── Extract to read

I process text data frequently, typically using regular expressions to tailor the changes that get made. However, I haven't quite settled on which R package I prefer to use. I've been switiching between the functions of the base package (such as grep and gsub) and those of regexPipes, stringi, and stringr. I'm particularly interested in the time it takes for these functions to run, wanting, of course, to minimize the wait for the data to be transformed and available for use. To better understand which of these packages accomplishes the task faster, I wrote a user-defined function (UDF) for each package in question, and compared the time it took for each to format the same data in the same way. While I was at it, I also timed these UDFs when they were written (where possible) with two different structures (repeated overwriting of function results to a single local variable vs. pipelining the function results using the magrittr forward pipe operator), as well as executing the UDFs with and without parallel processing. Ultimately I found that the stringi functions executed the fastest, followed by those of the base package. Further, I found that piping increased the processing time, and, unsurprisingly, that parallelization decreased the processing time.

────
── Dataset records

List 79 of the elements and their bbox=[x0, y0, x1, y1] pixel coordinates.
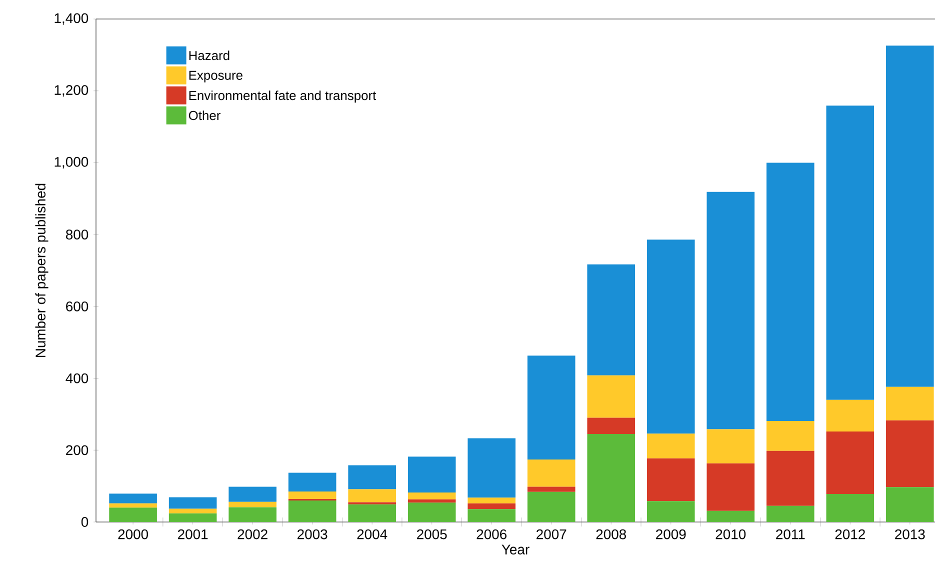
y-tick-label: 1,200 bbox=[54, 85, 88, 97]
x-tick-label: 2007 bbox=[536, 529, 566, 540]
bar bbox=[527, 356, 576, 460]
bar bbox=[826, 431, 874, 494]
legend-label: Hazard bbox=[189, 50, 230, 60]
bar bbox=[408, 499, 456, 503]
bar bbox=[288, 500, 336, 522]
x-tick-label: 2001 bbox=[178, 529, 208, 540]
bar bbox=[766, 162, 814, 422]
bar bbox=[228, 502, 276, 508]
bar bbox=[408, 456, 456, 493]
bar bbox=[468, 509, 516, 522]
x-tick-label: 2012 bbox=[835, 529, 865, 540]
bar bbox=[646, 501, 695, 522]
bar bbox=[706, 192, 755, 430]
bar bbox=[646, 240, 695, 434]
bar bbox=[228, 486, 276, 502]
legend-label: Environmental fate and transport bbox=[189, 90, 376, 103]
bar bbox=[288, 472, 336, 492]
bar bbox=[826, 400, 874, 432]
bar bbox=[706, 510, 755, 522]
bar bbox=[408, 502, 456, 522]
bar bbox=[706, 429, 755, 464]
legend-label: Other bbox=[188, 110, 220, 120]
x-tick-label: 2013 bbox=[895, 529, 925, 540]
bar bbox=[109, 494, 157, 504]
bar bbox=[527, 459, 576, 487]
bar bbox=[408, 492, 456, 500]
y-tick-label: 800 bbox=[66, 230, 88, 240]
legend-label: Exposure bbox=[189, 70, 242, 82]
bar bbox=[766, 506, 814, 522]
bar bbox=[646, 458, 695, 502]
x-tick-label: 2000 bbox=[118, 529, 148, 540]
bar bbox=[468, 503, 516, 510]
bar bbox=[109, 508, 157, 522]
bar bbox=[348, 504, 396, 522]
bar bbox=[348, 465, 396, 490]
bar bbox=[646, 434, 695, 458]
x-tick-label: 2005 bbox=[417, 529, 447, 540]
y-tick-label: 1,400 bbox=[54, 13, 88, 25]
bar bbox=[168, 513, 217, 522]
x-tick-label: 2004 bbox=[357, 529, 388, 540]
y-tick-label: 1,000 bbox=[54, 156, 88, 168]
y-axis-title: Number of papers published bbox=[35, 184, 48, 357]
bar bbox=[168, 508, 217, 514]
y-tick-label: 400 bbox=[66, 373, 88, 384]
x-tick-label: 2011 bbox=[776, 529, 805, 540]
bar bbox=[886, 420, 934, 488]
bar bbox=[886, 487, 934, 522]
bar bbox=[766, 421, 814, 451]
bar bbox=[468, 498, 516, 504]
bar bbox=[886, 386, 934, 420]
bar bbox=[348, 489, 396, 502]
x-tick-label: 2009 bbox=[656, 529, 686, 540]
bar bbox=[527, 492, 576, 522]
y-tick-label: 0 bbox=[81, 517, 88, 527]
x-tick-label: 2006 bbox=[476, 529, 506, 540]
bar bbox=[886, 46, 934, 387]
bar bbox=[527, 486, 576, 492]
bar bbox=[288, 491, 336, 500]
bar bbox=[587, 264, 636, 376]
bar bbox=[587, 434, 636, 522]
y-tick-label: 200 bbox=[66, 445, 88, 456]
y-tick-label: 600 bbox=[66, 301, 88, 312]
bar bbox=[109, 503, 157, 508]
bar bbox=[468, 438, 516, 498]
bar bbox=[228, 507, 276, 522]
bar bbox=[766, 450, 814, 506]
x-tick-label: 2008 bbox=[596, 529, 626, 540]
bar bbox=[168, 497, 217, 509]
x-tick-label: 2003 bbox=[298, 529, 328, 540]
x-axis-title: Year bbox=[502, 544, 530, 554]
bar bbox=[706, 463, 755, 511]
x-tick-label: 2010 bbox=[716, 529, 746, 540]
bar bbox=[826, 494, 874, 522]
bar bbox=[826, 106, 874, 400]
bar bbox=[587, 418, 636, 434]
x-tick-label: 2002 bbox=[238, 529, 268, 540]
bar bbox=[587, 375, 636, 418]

────
── Dataset records

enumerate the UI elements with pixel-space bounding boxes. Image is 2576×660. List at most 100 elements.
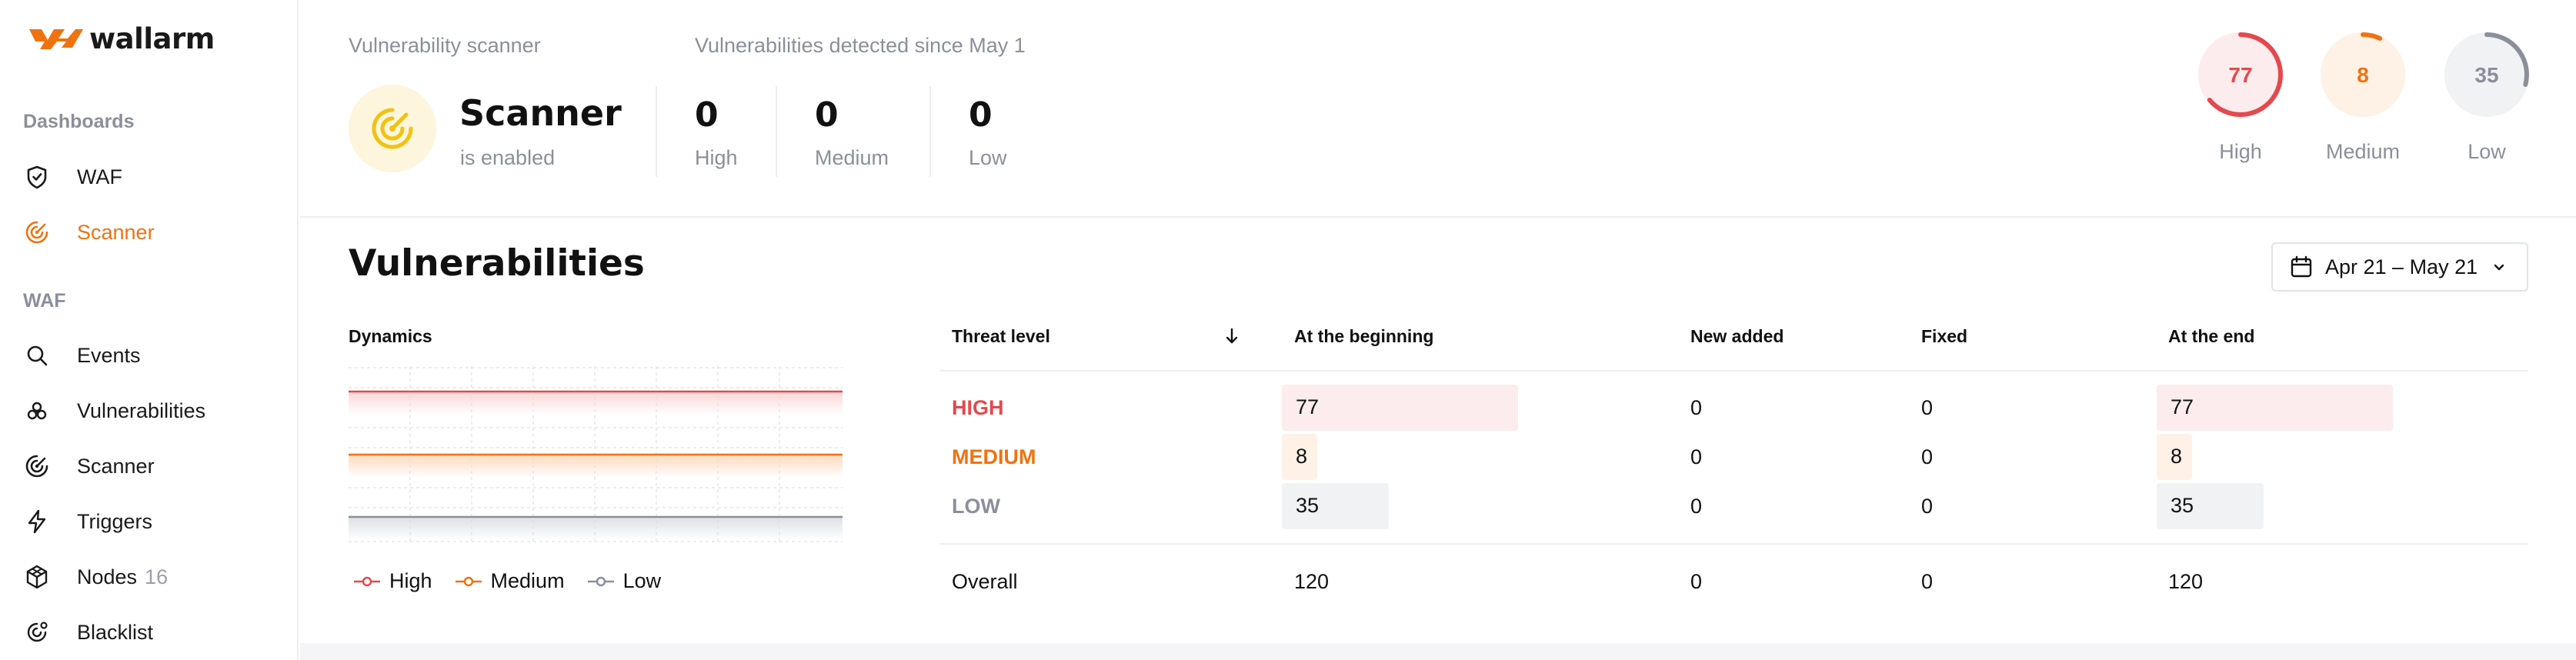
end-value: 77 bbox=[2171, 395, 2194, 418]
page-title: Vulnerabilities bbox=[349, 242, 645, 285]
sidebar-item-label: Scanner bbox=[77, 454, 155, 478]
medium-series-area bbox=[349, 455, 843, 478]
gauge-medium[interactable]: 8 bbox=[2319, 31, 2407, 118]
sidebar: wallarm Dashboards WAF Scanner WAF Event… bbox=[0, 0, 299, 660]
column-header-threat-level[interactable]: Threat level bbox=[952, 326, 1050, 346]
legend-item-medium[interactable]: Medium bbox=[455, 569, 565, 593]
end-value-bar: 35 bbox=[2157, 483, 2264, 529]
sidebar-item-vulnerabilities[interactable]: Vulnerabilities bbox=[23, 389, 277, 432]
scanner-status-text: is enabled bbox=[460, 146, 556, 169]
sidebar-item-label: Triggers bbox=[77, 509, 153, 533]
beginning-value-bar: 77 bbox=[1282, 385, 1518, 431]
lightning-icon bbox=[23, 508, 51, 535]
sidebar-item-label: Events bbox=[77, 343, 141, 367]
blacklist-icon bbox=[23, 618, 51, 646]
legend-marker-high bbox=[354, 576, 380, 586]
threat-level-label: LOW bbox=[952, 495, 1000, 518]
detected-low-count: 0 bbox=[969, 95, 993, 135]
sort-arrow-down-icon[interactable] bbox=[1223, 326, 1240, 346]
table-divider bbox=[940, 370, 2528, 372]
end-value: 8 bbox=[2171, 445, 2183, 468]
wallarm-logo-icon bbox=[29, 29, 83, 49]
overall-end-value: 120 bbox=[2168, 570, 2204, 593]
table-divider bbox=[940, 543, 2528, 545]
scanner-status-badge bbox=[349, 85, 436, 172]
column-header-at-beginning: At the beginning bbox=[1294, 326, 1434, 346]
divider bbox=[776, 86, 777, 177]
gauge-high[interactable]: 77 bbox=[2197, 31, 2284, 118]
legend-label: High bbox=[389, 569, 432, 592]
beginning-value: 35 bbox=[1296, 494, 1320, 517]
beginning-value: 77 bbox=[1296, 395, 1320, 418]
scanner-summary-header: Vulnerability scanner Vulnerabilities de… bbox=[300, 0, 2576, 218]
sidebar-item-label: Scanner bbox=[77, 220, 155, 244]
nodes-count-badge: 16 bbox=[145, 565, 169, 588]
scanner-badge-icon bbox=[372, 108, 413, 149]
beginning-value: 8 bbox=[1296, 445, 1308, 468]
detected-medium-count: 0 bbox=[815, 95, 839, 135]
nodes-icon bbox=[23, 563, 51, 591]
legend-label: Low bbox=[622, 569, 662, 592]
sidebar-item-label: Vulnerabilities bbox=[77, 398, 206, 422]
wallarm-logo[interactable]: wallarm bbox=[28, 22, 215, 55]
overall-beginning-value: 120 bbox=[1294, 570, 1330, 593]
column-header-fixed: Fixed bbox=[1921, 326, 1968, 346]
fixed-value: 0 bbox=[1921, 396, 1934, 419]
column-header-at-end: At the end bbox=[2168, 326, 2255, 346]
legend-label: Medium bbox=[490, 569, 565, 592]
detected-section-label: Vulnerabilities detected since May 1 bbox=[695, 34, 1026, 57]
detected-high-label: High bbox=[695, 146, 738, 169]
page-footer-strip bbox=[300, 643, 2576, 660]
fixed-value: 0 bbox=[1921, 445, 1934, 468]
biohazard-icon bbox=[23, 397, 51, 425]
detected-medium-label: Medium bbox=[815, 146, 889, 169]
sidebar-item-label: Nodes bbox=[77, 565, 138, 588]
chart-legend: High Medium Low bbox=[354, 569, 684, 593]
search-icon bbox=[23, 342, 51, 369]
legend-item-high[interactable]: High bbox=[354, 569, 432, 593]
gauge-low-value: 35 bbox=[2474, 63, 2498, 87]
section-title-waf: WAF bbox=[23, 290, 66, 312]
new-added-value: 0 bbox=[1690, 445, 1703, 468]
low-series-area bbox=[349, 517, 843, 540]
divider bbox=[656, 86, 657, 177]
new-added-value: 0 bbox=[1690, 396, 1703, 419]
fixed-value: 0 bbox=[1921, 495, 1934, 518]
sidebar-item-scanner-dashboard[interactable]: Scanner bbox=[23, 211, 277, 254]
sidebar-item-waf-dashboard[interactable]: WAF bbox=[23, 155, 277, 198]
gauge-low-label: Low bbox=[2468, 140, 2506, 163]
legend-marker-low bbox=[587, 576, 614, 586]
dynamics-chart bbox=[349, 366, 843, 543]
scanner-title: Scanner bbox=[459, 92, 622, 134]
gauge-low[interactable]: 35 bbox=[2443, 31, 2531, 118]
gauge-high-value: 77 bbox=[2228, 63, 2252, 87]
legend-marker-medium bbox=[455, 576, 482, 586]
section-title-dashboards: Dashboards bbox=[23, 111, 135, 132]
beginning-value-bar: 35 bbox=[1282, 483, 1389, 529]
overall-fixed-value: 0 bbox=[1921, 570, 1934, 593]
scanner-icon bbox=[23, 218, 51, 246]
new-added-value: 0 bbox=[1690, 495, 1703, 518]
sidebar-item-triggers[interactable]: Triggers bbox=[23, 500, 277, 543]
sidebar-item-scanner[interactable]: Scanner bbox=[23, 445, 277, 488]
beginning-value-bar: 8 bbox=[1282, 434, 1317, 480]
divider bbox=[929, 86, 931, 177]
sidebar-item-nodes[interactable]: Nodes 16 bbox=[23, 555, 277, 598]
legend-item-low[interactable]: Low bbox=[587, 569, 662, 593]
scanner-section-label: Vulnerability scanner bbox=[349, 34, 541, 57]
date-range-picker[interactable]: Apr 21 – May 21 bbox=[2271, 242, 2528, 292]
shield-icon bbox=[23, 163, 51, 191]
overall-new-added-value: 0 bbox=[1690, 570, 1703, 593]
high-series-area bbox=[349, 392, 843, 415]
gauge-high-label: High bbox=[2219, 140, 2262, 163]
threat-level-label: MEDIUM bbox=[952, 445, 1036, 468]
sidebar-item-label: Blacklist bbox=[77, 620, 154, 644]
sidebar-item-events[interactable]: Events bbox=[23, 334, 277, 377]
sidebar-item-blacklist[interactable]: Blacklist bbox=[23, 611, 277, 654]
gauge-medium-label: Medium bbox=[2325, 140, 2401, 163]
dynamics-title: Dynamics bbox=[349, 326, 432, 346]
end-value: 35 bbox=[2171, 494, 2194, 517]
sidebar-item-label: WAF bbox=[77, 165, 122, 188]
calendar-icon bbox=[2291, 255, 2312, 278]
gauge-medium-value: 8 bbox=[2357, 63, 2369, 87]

────

§ **What the task requires**: Pick up the write-up on timing R regular expression packages after its final sentence and continue it.

§ **Answer to this exercise**:
I tested the functions by running them over the text in the 'review' field of the the movie review data set, available both on Bo Pang's page at Cornell and in the text2vec package. The data consists of instance ids, the sentiment, and the actual text of the review.
df_test <- read.csv("movie_review.csv", header = T, stringsAsFactors = F)
colnames(df_test)
The values of the 'review' field consist of the full, unprocessed text of the reviews.
df_test[2,]$review
All together, the text of the 'review' field for the entire data frame constitutes just over 7 megabytes of data.
object.size(df_test$review)
For me processing text almost invariably involves a minimum of simplifying text to alpha-numeric characters and spaces, reducing repeated spaces, trimming leading and trailing spaces, and replacing select string patterns using regular expressions. As such, the UDFs I wrote included all of these operation. In particular, and in the following order, the UDFs accomplished:
Further, I wanted to be absolutely sure that the time I was seeing for each UDF represented the time it took for each to transform the input into exactly the same output. To reassure myself that the function outputs were the same without having to look at the text itself, I took the results of the first text processing function I tested to be the standard output (saved in the data frame column "review_base") and compared them to the results of all subsequent functions (each saved in the column "review_2") using R's identical function.
df_test$review_base <- df_test$review
df_test$review_2 <- df_test$review
identical(df_test$review_base, df_test$review_2)
As can be seen from the following example, this should reliably indicate whether the function outputs are precisely the same, since changing a single character in a single element in one of the two olumns is enough to render the result of the identical function false.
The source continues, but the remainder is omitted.